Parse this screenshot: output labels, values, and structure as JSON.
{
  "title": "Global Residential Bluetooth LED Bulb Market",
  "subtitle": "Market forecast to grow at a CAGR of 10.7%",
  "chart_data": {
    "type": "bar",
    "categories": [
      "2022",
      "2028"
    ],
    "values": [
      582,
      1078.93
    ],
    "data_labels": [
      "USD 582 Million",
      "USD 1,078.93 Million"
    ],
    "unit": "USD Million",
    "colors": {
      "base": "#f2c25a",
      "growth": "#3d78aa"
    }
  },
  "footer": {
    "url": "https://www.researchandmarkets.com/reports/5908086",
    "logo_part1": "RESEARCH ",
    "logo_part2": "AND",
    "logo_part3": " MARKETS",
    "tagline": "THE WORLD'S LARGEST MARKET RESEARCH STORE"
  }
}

TASK TO CARRY OUT: Write out the complete set of records exactly as given.

FINAL RESULT:
Parse this screenshot: output labels, values, and structure as JSON.
{
  "title": "Global Residential Bluetooth LED Bulb Market",
  "subtitle": "Market forecast to grow at a CAGR of 10.7%",
  "chart_data": {
    "type": "bar",
    "categories": [
      "2022",
      "2028"
    ],
    "values": [
      582,
      1078.93
    ],
    "data_labels": [
      "USD 582 Million",
      "USD 1,078.93 Million"
    ],
    "unit": "USD Million",
    "colors": {
      "base": "#f2c25a",
      "growth": "#3d78aa"
    }
  },
  "footer": {
    "url": "https://www.researchandmarkets.com/reports/5908086",
    "logo_part1": "RESEARCH ",
    "logo_part2": "AND",
    "logo_part3": " MARKETS",
    "tagline": "THE WORLD'S LARGEST MARKET RESEARCH STORE"
  }
}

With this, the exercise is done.